**Your goal:** Each line that follows is to be retyped exactly.

[Records from a collection]

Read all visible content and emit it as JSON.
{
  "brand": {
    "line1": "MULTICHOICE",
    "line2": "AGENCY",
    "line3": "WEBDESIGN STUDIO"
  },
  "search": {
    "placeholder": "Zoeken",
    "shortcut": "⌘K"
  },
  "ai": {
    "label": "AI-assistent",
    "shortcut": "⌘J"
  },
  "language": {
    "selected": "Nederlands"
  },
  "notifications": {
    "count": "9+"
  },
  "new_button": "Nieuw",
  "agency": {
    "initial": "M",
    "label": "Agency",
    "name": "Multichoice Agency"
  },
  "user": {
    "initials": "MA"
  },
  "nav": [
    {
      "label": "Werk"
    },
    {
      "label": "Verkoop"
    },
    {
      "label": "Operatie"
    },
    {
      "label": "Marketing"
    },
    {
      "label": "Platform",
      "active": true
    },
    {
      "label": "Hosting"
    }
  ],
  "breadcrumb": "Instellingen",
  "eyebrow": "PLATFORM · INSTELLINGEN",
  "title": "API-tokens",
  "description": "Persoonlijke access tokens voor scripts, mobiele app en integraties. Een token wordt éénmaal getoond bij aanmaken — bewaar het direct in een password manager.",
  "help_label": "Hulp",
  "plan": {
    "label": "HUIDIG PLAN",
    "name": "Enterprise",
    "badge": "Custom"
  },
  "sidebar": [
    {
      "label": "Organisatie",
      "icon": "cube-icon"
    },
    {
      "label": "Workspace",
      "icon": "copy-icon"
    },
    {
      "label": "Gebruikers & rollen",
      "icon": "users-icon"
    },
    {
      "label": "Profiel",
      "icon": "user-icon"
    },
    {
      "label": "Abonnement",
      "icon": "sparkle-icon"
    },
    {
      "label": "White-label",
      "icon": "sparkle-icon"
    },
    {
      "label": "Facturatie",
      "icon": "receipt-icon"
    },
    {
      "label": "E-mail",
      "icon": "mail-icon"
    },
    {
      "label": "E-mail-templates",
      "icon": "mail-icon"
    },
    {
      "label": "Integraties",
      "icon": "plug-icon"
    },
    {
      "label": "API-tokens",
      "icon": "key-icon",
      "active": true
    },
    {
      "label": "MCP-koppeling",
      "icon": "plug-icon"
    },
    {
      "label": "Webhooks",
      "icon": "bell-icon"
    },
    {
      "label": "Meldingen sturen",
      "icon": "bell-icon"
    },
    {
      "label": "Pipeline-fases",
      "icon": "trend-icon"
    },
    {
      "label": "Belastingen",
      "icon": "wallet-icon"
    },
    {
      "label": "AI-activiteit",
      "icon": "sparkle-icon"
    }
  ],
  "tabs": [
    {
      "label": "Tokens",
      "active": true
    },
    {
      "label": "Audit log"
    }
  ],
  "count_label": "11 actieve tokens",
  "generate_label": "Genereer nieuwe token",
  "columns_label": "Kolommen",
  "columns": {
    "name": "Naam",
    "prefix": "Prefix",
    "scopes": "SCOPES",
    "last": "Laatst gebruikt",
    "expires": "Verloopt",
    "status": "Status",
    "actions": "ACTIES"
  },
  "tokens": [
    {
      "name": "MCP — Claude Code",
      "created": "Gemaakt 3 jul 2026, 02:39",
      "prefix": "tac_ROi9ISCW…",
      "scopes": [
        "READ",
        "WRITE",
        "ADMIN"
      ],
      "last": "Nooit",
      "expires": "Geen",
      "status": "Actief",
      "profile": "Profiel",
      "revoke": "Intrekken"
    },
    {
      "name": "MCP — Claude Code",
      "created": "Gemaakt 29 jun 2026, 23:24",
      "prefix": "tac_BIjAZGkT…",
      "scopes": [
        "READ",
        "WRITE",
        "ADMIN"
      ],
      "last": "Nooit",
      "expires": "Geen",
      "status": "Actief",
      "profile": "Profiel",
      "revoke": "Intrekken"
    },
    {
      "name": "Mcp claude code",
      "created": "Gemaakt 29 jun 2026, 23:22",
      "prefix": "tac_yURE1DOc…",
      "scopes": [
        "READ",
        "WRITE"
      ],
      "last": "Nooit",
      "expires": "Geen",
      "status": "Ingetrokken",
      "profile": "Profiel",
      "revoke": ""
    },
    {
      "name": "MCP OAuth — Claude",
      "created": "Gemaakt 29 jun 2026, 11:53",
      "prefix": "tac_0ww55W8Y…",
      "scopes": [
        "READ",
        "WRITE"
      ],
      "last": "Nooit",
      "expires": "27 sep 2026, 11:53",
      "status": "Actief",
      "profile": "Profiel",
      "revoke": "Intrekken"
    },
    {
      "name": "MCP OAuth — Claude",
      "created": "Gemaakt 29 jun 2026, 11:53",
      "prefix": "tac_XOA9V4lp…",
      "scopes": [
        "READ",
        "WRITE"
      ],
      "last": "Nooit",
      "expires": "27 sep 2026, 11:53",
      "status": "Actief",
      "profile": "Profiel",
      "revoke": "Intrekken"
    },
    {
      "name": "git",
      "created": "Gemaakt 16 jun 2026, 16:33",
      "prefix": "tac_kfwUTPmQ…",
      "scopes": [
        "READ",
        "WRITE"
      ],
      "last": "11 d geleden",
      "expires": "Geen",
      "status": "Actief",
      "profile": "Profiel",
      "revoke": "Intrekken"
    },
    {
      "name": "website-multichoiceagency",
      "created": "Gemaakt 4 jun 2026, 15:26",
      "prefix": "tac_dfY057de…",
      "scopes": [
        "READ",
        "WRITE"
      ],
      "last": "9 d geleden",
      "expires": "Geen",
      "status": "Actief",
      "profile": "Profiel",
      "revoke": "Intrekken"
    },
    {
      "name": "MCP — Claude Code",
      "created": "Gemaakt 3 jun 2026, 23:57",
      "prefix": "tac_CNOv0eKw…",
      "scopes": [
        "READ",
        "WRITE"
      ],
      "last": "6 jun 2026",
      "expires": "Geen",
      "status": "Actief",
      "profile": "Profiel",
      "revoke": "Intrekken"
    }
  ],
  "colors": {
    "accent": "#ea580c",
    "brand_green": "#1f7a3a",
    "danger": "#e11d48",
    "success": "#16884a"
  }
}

**The result:**
Read all visible content and emit it as JSON.
{
  "brand": {
    "line1": "MULTICHOICE",
    "line2": "AGENCY",
    "line3": "WEBDESIGN STUDIO"
  },
  "search": {
    "placeholder": "Zoeken",
    "shortcut": "⌘K"
  },
  "ai": {
    "label": "AI-assistent",
    "shortcut": "⌘J"
  },
  "language": {
    "selected": "Nederlands"
  },
  "notifications": {
    "count": "9+"
  },
  "new_button": "Nieuw",
  "agency": {
    "initial": "M",
    "label": "Agency",
    "name": "Multichoice Agency"
  },
  "user": {
    "initials": "MA"
  },
  "nav": [
    {
      "label": "Werk"
    },
    {
      "label": "Verkoop"
    },
    {
      "label": "Operatie"
    },
    {
      "label": "Marketing"
    },
    {
      "label": "Platform",
      "active": true
    },
    {
      "label": "Hosting"
    }
  ],
  "breadcrumb": "Instellingen",
  "eyebrow": "PLATFORM · INSTELLINGEN",
  "title": "API-tokens",
  "description": "Persoonlijke access tokens voor scripts, mobiele app en integraties. Een token wordt éénmaal getoond bij aanmaken — bewaar het direct in een password manager.",
  "help_label": "Hulp",
  "plan": {
    "label": "HUIDIG PLAN",
    "name": "Enterprise",
    "badge": "Custom"
  },
  "sidebar": [
    {
      "label": "Organisatie",
      "icon": "cube-icon"
    },
    {
      "label": "Workspace",
      "icon": "copy-icon"
    },
    {
      "label": "Gebruikers & rollen",
      "icon": "users-icon"
    },
    {
      "label": "Profiel",
      "icon": "user-icon"
    },
    {
      "label": "Abonnement",
      "icon": "sparkle-icon"
    },
    {
      "label": "White-label",
      "icon": "sparkle-icon"
    },
    {
      "label": "Facturatie",
      "icon": "receipt-icon"
    },
    {
      "label": "E-mail",
      "icon": "mail-icon"
    },
    {
      "label": "E-mail-templates",
      "icon": "mail-icon"
    },
    {
      "label": "Integraties",
      "icon": "plug-icon"
    },
    {
      "label": "API-tokens",
      "icon": "key-icon",
      "active": true
    },
    {
      "label": "MCP-koppeling",
      "icon": "plug-icon"
    },
    {
      "label": "Webhooks",
      "icon": "bell-icon"
    },
    {
      "label": "Meldingen sturen",
      "icon": "bell-icon"
    },
    {
      "label": "Pipeline-fases",
      "icon": "trend-icon"
    },
    {
      "label": "Belastingen",
      "icon": "wallet-icon"
    },
    {
      "label": "AI-activiteit",
      "icon": "sparkle-icon"
    }
  ],
  "tabs": [
    {
      "label": "Tokens",
      "active": true
    },
    {
      "label": "Audit log"
    }
  ],
  "count_label": "11 actieve tokens",
  "generate_label": "Genereer nieuwe token",
  "columns_label": "Kolommen",
  "columns": {
    "name": "Naam",
    "prefix": "Prefix",
    "scopes": "SCOPES",
    "last": "Laatst gebruikt",
    "expires": "Verloopt",
    "status": "Status",
    "actions": "ACTIES"
  },
  "tokens": [
    {
      "name": "MCP — Claude Code",
      "created": "Gemaakt 3 jul 2026, 02:39",
      "prefix": "tac_ROi9ISCW…",
      "scopes": [
        "READ",
        "WRITE",
        "ADMIN"
      ],
      "last": "Nooit",
      "expires": "Geen",
      "status": "Actief",
      "profile": "Profiel",
      "revoke": "Intrekken"
    },
    {
      "name": "MCP — Claude Code",
      "created": "Gemaakt 29 jun 2026, 23:24",
      "prefix": "tac_BIjAZGkT…",
      "scopes": [
        "READ",
        "WRITE",
        "ADMIN"
      ],
      "last": "Nooit",
      "expires": "Geen",
      "status": "Actief",
      "profile": "Profiel",
      "revoke": "Intrekken"
    },
    {
      "name": "Mcp claude code",
      "created": "Gemaakt 29 jun 2026, 23:22",
      "prefix": "tac_yURE1DOc…",
      "scopes": [
        "READ",
        "WRITE"
      ],
      "last": "Nooit",
      "expires": "Geen",
      "status": "Ingetrokken",
      "profile": "Profiel",
      "revoke": ""
    },
    {
      "name": "MCP OAuth — Claude",
      "created": "Gemaakt 29 jun 2026, 11:53",
      "prefix": "tac_0ww55W8Y…",
      "scopes": [
        "READ",
        "WRITE"
      ],
      "last": "Nooit",
      "expires": "27 sep 2026, 11:53",
      "status": "Actief",
      "profile": "Profiel",
      "revoke": "Intrekken"
    },
    {
      "name": "MCP OAuth — Claude",
      "created": "Gemaakt 29 jun 2026, 11:53",
      "prefix": "tac_XOA9V4lp…",
      "scopes": [
        "READ",
        "WRITE"
      ],
      "last": "Nooit",
      "expires": "27 sep 2026, 11:53",
      "status": "Actief",
      "profile": "Profiel",
      "revoke": "Intrekken"
    },
    {
      "name": "git",
      "created": "Gemaakt 16 jun 2026, 16:33",
      "prefix": "tac_kfwUTPmQ…",
      "scopes": [
        "READ",
        "WRITE"
      ],
      "last": "11 d geleden",
      "expires": "Geen",
      "status": "Actief",
      "profile": "Profiel",
      "revoke": "Intrekken"
    },
    {
      "name": "website-multichoiceagency",
      "created": "Gemaakt 4 jun 2026, 15:26",
      "prefix": "tac_dfY057de…",
      "scopes": [
        "READ",
        "WRITE"
      ],
      "last": "9 d geleden",
      "expires": "Geen",
      "status": "Actief",
      "profile": "Profiel",
      "revoke": "Intrekken"
    },
    {
      "name": "MCP — Claude Code",
      "created": "Gemaakt 3 jun 2026, 23:57",
      "prefix": "tac_CNOv0eKw…",
      "scopes": [
        "READ",
        "WRITE"
      ],
      "last": "6 jun 2026",
      "expires": "Geen",
      "status": "Actief",
      "profile": "Profiel",
      "revoke": "Intrekken"
    }
  ],
  "colors": {
    "accent": "#ea580c",
    "brand_green": "#1f7a3a",
    "danger": "#e11d48",
    "success": "#16884a"
  }
}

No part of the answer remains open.